*TASK REQUIREMENTS:* In the entries below, count each line holding the word "protuberancia". Answer with the total alone.

*INPUT MATERIAL:*
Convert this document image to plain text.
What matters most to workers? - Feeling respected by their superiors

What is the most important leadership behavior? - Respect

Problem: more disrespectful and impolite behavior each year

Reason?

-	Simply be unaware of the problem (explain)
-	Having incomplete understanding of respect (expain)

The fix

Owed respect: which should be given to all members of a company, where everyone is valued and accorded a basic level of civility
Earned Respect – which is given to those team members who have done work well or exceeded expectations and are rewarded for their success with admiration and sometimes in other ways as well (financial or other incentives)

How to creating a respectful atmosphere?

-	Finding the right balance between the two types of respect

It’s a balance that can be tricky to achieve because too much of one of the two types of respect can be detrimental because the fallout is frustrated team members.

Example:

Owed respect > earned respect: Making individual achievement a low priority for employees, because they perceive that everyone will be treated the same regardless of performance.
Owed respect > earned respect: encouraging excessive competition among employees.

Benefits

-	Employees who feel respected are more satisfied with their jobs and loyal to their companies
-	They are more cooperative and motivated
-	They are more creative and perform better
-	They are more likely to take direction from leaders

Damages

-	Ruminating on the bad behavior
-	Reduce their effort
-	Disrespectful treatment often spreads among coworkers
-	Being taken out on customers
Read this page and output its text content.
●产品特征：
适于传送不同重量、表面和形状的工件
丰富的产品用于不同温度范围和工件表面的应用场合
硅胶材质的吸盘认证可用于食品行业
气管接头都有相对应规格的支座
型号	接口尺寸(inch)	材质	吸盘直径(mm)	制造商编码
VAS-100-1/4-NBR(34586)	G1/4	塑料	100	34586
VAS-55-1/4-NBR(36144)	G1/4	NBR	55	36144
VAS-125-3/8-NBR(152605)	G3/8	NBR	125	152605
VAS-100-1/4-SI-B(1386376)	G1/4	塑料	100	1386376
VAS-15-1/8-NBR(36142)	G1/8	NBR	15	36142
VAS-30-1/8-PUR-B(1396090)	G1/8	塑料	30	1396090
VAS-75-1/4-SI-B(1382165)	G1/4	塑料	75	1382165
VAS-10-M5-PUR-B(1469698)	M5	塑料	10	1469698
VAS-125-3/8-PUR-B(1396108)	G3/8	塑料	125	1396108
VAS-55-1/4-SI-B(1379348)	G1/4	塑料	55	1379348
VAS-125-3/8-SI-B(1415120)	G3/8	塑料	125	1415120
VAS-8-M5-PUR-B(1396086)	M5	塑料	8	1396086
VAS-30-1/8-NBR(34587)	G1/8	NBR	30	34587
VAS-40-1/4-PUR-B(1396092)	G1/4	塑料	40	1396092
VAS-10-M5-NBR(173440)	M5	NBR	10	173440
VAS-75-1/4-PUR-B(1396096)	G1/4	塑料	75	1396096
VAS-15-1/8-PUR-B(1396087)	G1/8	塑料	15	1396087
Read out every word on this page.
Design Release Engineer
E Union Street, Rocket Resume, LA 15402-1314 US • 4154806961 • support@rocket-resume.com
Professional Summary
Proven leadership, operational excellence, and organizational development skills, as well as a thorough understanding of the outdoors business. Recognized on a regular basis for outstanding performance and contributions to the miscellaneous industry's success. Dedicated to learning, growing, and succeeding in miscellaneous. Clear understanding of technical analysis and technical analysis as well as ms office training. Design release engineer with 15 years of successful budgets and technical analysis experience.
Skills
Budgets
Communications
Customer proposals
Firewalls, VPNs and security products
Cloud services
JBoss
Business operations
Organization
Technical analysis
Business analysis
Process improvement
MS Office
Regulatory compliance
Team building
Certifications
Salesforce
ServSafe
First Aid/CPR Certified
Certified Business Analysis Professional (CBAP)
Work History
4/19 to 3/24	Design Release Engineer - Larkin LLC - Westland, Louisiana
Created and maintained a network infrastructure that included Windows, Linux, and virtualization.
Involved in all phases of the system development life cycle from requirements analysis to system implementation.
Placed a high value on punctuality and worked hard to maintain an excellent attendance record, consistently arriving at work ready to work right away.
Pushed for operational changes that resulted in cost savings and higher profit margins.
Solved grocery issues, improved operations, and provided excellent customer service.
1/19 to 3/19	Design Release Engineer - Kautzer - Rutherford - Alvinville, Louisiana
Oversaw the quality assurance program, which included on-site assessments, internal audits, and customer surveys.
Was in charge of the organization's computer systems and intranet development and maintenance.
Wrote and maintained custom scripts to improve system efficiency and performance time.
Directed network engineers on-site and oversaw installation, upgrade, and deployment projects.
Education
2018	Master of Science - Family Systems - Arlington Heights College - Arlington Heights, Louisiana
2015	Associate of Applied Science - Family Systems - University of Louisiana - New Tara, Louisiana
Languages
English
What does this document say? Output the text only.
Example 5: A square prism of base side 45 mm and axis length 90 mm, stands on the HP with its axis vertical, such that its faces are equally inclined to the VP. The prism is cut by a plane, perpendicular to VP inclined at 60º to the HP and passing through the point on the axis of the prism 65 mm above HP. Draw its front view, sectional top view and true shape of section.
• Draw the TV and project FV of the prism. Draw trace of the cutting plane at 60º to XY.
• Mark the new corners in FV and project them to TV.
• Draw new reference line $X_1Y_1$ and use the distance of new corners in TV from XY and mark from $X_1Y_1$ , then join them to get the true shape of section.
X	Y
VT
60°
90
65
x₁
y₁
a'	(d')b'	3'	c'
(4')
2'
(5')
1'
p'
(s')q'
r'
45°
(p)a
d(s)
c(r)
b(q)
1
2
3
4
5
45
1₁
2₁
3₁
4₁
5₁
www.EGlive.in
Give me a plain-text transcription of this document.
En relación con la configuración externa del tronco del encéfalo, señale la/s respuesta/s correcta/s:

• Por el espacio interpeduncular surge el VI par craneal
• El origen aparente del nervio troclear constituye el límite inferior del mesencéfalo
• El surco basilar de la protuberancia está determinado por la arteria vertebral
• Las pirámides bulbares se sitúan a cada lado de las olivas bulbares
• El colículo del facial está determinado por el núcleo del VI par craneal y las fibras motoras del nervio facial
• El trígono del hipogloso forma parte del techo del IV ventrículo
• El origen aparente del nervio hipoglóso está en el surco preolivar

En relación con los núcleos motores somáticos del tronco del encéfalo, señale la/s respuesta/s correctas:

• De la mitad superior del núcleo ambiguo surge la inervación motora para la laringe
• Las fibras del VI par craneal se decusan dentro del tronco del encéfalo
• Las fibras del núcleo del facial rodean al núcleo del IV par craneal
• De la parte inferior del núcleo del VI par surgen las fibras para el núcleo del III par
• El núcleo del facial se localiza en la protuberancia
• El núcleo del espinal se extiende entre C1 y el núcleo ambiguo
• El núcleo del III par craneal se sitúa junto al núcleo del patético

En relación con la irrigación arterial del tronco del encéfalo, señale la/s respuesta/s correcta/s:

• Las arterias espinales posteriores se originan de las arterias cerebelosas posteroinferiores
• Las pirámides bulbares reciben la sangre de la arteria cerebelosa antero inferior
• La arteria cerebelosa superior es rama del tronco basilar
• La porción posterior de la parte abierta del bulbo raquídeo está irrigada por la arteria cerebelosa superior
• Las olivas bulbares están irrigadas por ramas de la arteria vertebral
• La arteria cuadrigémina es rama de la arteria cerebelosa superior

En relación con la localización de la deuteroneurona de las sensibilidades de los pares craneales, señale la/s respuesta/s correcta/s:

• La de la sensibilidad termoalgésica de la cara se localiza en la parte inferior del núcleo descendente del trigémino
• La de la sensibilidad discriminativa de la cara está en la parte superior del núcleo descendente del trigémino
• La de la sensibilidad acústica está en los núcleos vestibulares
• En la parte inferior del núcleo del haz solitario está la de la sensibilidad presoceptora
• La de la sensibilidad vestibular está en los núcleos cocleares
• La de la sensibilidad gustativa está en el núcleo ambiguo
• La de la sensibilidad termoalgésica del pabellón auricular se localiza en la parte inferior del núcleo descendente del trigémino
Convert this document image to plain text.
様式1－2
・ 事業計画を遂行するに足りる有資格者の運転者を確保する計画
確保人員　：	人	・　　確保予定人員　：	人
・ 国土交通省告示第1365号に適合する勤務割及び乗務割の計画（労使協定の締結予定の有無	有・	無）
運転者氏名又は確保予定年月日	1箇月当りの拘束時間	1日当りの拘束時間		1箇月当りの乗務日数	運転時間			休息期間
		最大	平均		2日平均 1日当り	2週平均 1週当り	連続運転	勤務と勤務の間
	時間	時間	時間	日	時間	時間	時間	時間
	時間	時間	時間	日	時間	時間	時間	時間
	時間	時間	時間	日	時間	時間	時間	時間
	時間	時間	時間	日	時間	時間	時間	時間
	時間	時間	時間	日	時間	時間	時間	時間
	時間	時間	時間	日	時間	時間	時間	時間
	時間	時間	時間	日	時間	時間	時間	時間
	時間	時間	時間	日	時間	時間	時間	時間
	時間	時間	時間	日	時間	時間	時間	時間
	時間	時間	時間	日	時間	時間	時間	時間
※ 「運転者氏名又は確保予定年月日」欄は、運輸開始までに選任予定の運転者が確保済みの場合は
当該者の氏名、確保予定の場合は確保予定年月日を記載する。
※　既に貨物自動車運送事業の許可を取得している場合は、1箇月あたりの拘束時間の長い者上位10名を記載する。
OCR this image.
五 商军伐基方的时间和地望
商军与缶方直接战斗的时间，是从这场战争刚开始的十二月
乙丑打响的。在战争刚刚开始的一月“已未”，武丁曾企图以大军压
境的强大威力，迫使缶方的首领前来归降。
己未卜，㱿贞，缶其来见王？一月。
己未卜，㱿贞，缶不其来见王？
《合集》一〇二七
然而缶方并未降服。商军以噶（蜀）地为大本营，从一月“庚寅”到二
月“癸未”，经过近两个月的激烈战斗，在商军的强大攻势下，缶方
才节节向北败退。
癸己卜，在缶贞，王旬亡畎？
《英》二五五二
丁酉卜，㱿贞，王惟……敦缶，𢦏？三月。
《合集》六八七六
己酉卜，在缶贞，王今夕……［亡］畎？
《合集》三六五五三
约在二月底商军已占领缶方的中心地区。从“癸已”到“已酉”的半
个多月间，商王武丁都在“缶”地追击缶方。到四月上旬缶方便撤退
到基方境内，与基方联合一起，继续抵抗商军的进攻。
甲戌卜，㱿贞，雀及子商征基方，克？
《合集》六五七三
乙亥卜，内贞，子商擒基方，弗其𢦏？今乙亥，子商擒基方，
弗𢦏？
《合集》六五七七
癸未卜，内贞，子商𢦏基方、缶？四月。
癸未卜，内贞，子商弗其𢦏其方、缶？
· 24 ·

*OUTPUT FOR THIS TASK:* 2